TASK:
Reproduce without alteration the lines between the one containing "Patent image size: (938, 635)." and the one containing "The rake slot 34 is at (490, 467).", inclusive.

PROVIDED DATA:
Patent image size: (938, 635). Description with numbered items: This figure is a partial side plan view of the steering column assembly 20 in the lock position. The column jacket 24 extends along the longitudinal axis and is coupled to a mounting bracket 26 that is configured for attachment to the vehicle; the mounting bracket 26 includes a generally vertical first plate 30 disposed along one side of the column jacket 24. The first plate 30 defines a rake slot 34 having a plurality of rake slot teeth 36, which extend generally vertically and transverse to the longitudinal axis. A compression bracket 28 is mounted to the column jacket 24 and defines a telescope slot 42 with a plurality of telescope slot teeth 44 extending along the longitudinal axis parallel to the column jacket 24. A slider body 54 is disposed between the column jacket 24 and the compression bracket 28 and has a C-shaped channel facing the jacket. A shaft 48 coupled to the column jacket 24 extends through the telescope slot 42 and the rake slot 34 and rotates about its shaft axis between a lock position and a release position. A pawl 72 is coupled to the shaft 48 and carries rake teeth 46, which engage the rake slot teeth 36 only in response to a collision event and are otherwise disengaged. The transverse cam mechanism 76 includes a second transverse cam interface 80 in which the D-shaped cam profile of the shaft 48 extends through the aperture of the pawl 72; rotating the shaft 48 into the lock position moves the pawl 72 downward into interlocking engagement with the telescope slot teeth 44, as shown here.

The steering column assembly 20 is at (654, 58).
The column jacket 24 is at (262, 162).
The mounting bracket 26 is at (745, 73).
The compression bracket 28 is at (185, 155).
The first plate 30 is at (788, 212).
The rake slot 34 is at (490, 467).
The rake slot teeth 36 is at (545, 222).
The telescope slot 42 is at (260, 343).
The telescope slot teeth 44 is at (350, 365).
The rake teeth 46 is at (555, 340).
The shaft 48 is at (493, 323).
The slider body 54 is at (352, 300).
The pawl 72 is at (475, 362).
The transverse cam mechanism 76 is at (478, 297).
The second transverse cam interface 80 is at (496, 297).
---
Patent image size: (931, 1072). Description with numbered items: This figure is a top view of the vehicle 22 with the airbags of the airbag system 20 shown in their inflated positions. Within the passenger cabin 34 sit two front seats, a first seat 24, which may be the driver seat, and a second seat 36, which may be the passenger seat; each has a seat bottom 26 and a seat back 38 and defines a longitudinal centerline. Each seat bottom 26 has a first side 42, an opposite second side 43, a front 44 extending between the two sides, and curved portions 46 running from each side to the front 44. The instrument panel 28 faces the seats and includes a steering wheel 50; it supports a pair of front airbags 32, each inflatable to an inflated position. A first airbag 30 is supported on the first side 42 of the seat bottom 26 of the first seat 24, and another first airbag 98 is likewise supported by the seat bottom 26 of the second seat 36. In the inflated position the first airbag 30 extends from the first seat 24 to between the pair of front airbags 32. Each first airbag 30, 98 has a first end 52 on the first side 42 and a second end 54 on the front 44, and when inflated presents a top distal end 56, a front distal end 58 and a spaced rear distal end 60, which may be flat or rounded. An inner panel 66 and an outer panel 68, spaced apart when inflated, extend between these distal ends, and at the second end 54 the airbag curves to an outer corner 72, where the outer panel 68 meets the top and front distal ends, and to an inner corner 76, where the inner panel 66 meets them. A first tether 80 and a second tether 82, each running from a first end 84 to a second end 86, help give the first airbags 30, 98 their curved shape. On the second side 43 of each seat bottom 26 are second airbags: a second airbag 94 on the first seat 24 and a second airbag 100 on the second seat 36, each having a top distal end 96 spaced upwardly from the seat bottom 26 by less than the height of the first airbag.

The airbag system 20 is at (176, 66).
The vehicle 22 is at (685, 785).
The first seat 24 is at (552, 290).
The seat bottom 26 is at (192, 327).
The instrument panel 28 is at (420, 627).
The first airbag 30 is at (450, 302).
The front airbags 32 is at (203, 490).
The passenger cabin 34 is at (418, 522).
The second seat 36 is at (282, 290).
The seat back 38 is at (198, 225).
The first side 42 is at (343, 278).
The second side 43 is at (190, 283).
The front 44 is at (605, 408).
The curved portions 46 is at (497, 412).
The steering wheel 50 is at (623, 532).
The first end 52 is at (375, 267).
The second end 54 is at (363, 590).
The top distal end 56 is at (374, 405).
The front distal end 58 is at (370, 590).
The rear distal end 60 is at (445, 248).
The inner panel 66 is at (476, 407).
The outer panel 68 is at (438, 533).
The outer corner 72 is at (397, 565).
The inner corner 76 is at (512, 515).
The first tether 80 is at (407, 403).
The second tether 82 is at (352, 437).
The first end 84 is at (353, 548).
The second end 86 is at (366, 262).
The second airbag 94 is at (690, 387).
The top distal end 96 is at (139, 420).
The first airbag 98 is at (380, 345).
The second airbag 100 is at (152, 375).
--
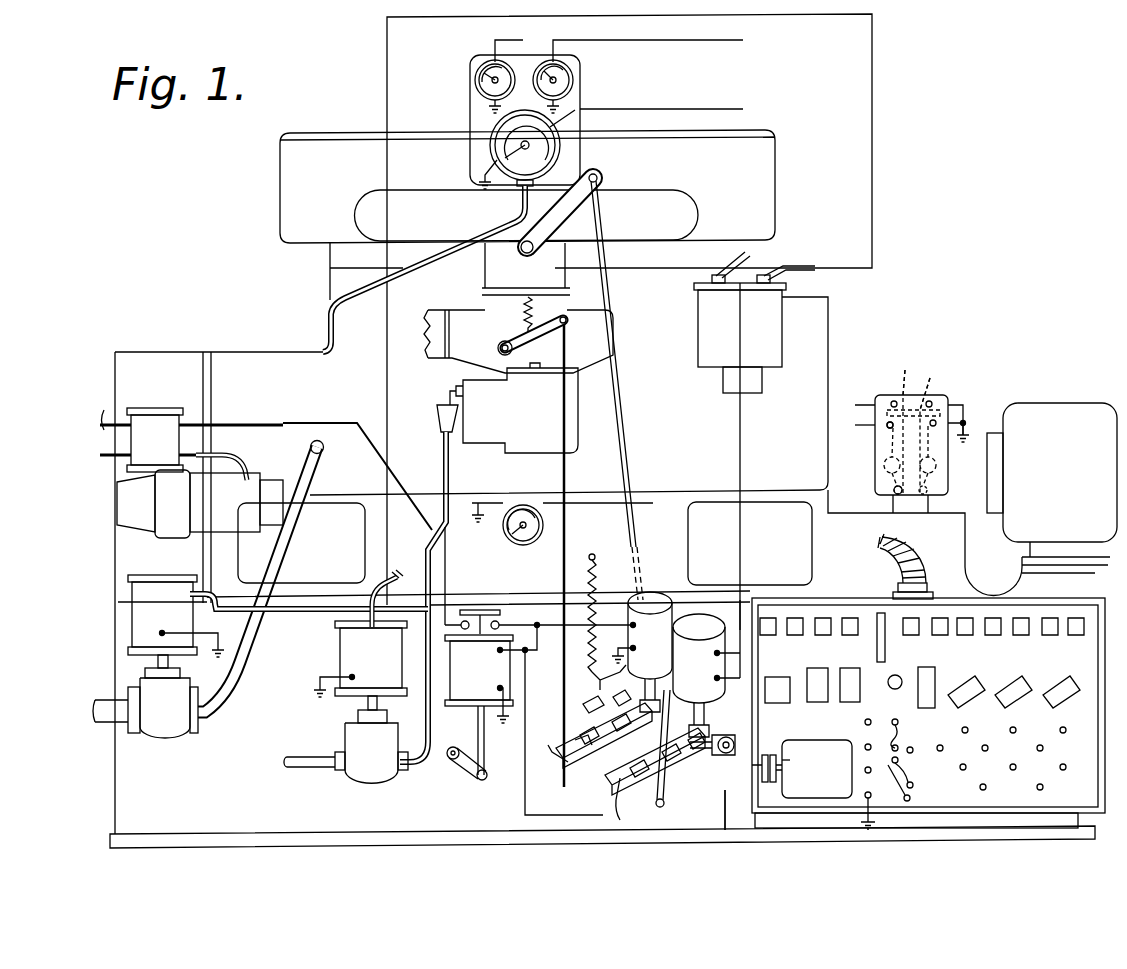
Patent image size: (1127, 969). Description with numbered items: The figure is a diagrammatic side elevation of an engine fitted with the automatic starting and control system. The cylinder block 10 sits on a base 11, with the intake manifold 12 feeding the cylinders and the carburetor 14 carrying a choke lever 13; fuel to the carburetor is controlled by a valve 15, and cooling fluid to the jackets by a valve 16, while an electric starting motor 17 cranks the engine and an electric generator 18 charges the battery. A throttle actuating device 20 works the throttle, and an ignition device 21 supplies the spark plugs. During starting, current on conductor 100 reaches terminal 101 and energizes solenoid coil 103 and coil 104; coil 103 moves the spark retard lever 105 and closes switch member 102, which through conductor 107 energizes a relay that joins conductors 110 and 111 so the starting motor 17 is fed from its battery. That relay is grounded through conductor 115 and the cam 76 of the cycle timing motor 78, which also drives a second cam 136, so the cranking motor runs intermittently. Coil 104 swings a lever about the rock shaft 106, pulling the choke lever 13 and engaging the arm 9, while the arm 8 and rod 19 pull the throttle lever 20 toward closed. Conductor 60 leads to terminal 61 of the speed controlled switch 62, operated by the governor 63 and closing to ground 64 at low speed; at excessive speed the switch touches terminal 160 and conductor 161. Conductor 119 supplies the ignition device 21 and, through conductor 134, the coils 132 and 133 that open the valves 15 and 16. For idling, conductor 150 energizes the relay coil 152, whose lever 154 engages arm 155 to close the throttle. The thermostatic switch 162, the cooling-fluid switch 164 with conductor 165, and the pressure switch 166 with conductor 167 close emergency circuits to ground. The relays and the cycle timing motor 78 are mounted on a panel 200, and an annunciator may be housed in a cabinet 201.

OUTPUT BELOW:
Patent image size: (938, 635). Description with numbered items: This figure is a partial side plan view of the steering column assembly 20 in the lock position. The column jacket 24 extends along the longitudinal axis and is coupled to a mounting bracket 26 that is configured for attachment to the vehicle; the mounting bracket 26 includes a generally vertical first plate 30 disposed along one side of the column jacket 24. The first plate 30 defines a rake slot 34 having a plurality of rake slot teeth 36, which extend generally vertically and transverse to the longitudinal axis. A compression bracket 28 is mounted to the column jacket 24 and defines a telescope slot 42 with a plurality of telescope slot teeth 44 extending along the longitudinal axis parallel to the column jacket 24. A slider body 54 is disposed between the column jacket 24 and the compression bracket 28 and has a C-shaped channel facing the jacket. A shaft 48 coupled to the column jacket 24 extends through the telescope slot 42 and the rake slot 34 and rotates about its shaft axis between a lock position and a release position. A pawl 72 is coupled to the shaft 48 and carries rake teeth 46, which engage the rake slot teeth 36 only in response to a collision event and are otherwise disengaged. The transverse cam mechanism 76 includes a second transverse cam interface 80 in which the D-shaped cam profile of the shaft 48 extends through the aperture of the pawl 72; rotating the shaft 48 into the lock position moves the pawl 72 downward into interlocking engagement with the telescope slot teeth 44, as shown here.

The steering column assembly 20 is at (654, 58).
The column jacket 24 is at (262, 162).
The mounting bracket 26 is at (745, 73).
The compression bracket 28 is at (185, 155).
The first plate 30 is at (788, 212).
The rake slot 34 is at (490, 467).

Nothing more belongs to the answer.